## Task to complete:
Reproduce every line of the data from the one containing "player-photo-icon: [508, 147, 612, 251]" down to the one containing "stat-row-matches: Matches 21: [140, 121, 480, 151]", with both of those lines included.

## Raw data:

┌────────

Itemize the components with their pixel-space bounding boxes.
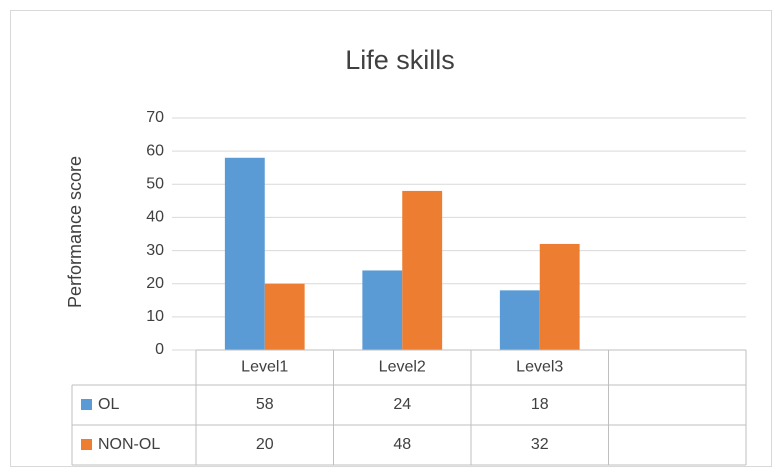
legend-label: OL: [98, 396, 119, 413]
bar: [539, 243, 580, 350]
chart-title: Life skills: [345, 45, 455, 75]
table-value: 48: [393, 436, 411, 453]
bar: [362, 270, 403, 350]
y-tick-label: 10: [146, 308, 164, 325]
legend-swatch: [81, 439, 92, 450]
x-tick-label: Level2: [379, 359, 426, 376]
x-tick-label: Level1: [241, 359, 288, 376]
bar: [499, 290, 540, 350]
chart-frame: [10, 10, 772, 467]
table-value: 20: [256, 436, 274, 453]
table-value: 24: [393, 396, 411, 413]
y-tick-label: 70: [146, 109, 164, 126]
x-tick-label: Level3: [516, 359, 563, 376]
table-value: 18: [531, 396, 549, 413]
y-tick-label: 50: [146, 176, 164, 193]
y-tick-label: 30: [146, 242, 164, 259]
table-value: 58: [256, 396, 274, 413]
table-value: 32: [531, 436, 549, 453]
legend-label: NON-OL: [98, 436, 160, 453]
bar: [224, 157, 265, 350]
bar: [402, 190, 443, 350]
y-tick-label: 20: [146, 275, 164, 292]
y-axis-label: Performance score: [65, 156, 85, 308]
y-tick-label: 0: [155, 341, 164, 358]
y-tick-label: 40: [146, 209, 164, 226]
y-tick-label: 60: [146, 142, 164, 159]
legend-swatch: [81, 399, 92, 410]
bar: [264, 283, 305, 350]
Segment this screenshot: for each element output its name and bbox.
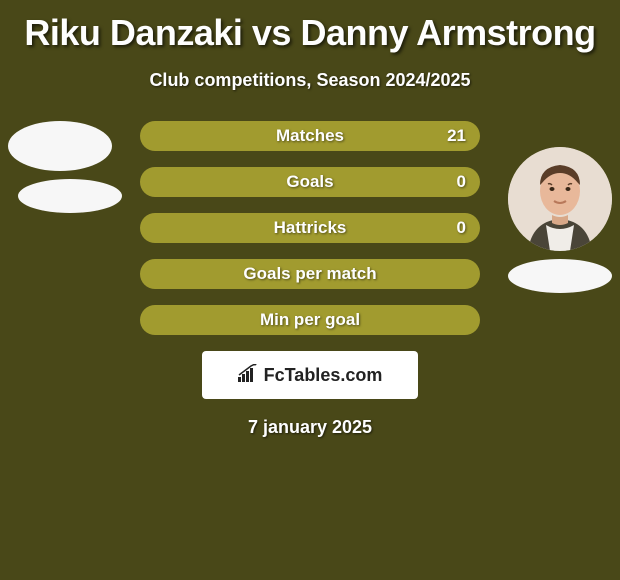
player-photo-icon: [508, 147, 612, 251]
stat-label: Hattricks: [274, 218, 347, 238]
stat-row-min-per-goal: Min per goal: [140, 305, 480, 335]
branding-box[interactable]: FcTables.com: [202, 351, 418, 399]
season-subtitle: Club competitions, Season 2024/2025: [0, 54, 620, 91]
date-label: 7 january 2025: [0, 399, 620, 438]
stat-label: Goals per match: [243, 264, 376, 284]
branding-text-content: FcTables.com: [264, 365, 383, 386]
comparison-title: Riku Danzaki vs Danny Armstrong: [0, 0, 620, 54]
stat-value-right: 0: [457, 172, 466, 192]
stat-row-goals-per-match: Goals per match: [140, 259, 480, 289]
stat-label: Min per goal: [260, 310, 360, 330]
player-left-badge-placeholder: [18, 179, 122, 213]
stat-label: Matches: [276, 126, 344, 146]
stat-row-hattricks: Hattricks 0: [140, 213, 480, 243]
chart-icon: [238, 364, 260, 387]
stat-value-right: 0: [457, 218, 466, 238]
stats-container: Matches 21 Goals 0 Hattricks 0 Goals per…: [140, 121, 480, 335]
branding-label: FcTables.com: [238, 364, 383, 387]
stat-row-goals: Goals 0: [140, 167, 480, 197]
content-area: Matches 21 Goals 0 Hattricks 0 Goals per…: [0, 121, 620, 438]
player-right-badge-placeholder: [508, 259, 612, 293]
stat-value-right: 21: [447, 126, 466, 146]
player-left-avatar-placeholder: [8, 121, 112, 171]
player-right-avatar: [508, 147, 612, 251]
stat-row-matches: Matches 21: [140, 121, 480, 151]
stat-label: Goals: [286, 172, 333, 192]
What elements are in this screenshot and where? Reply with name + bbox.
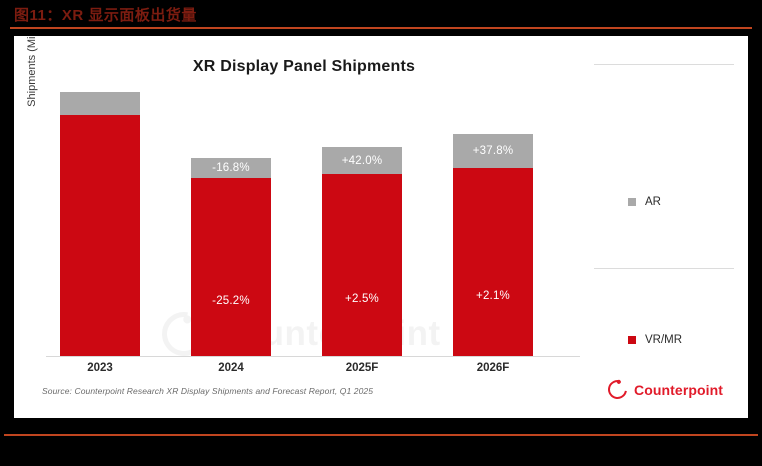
bar-segment-ar[interactable]	[60, 92, 140, 115]
counterpoint-logo-icon	[604, 376, 631, 403]
bar-segment-vr-mr[interactable]: +2.5%	[322, 174, 402, 356]
bar-group[interactable]: -16.8% -25.2%	[191, 158, 271, 356]
segment-label-vr-mr: -25.2%	[212, 295, 250, 307]
legend-label: AR	[645, 196, 661, 208]
source-note: Source: Counterpoint Research XR Display…	[42, 386, 374, 396]
x-axis-tick-label: 2024	[218, 362, 244, 374]
chart-legend: AR VR/MR	[594, 56, 742, 356]
figure-title: 图11：XR 显示面板出货量	[14, 7, 197, 24]
segment-label-vr-mr: +2.5%	[345, 293, 379, 305]
segment-label-ar: +42.0%	[341, 154, 383, 167]
bar-group[interactable]: +37.8% +2.1%	[453, 134, 533, 356]
counterpoint-brand: Counterpoint	[604, 376, 724, 403]
chart-title: XR Display Panel Shipments	[192, 58, 416, 75]
legend-swatch-icon	[628, 198, 636, 206]
y-axis-label: Shipments (Million Units)	[26, 36, 38, 107]
legend-label: VR/MR	[645, 334, 683, 346]
title-divider	[10, 27, 752, 29]
bar-segment-vr-mr[interactable]: -25.2%	[191, 178, 271, 356]
brand-text: Counterpoint	[634, 381, 724, 398]
segment-label-ar: +37.8%	[472, 145, 514, 157]
legend-divider	[594, 268, 734, 269]
legend-item-vr-mr[interactable]: VR/MR	[628, 334, 682, 346]
bar-segment-ar[interactable]: +42.0%	[322, 147, 402, 174]
bar-segment-vr-mr[interactable]: +2.1%	[453, 168, 533, 356]
legend-item-ar[interactable]: AR	[628, 196, 661, 208]
bar-segment-vr-mr[interactable]	[60, 115, 140, 356]
segment-label-vr-mr: +2.1%	[476, 290, 510, 302]
legend-swatch-icon	[628, 336, 636, 344]
x-axis-tick-label: 2023	[87, 362, 113, 374]
bar-segment-ar[interactable]: -16.8%	[191, 158, 271, 178]
segment-label-ar: -16.8%	[212, 162, 250, 174]
chart-card: XR Display Panel Shipments Counterpoint …	[14, 36, 748, 418]
x-axis-tick-label: 2025F	[345, 362, 379, 374]
x-axis-line	[46, 356, 580, 357]
x-axis-tick-label: 2026F	[476, 362, 510, 374]
bottom-divider	[4, 434, 758, 436]
legend-divider	[594, 64, 734, 65]
bar-segment-ar[interactable]: +37.8%	[453, 134, 533, 168]
bar-group[interactable]	[60, 92, 140, 356]
bar-group[interactable]: +42.0% +2.5%	[322, 147, 402, 356]
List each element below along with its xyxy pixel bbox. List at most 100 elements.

└────────

## Answer in full:
player-photo-icon: [508, 147, 612, 251]
stat-label: Hattricks: [274, 218, 347, 238]
stat-row-min-per-goal: Min per goal: [140, 305, 480, 335]
branding-box[interactable]: FcTables.com: [202, 351, 418, 399]
season-subtitle: Club competitions, Season 2024/2025: [0, 54, 620, 91]
date-label: 7 january 2025: [0, 399, 620, 438]
stat-label: Goals per match: [243, 264, 376, 284]
branding-text-content: FcTables.com: [264, 365, 383, 386]
comparison-title: Riku Danzaki vs Danny Armstrong: [0, 0, 620, 54]
stat-value-right: 0: [457, 172, 466, 192]
stat-row-goals-per-match: Goals per match: [140, 259, 480, 289]
stat-label: Min per goal: [260, 310, 360, 330]
player-left-badge-placeholder: [18, 179, 122, 213]
stat-label: Matches: [276, 126, 344, 146]
stat-row-hattricks: Hattricks 0: [140, 213, 480, 243]
chart-icon: [238, 364, 260, 387]
stat-value-right: 0: [457, 218, 466, 238]
stats-container: Matches 21 Goals 0 Hattricks 0 Goals per…: [140, 121, 480, 335]
branding-label: FcTables.com: [238, 364, 383, 387]
stat-row-goals: Goals 0: [140, 167, 480, 197]
content-area: Matches 21 Goals 0 Hattricks 0 Goals per…: [0, 121, 620, 438]
player-right-badge-placeholder: [508, 259, 612, 293]
stat-value-right: 21: [447, 126, 466, 146]
player-left-avatar-placeholder: [8, 121, 112, 171]
player-right-avatar: [508, 147, 612, 251]
stat-row-matches: Matches 21: [140, 121, 480, 151]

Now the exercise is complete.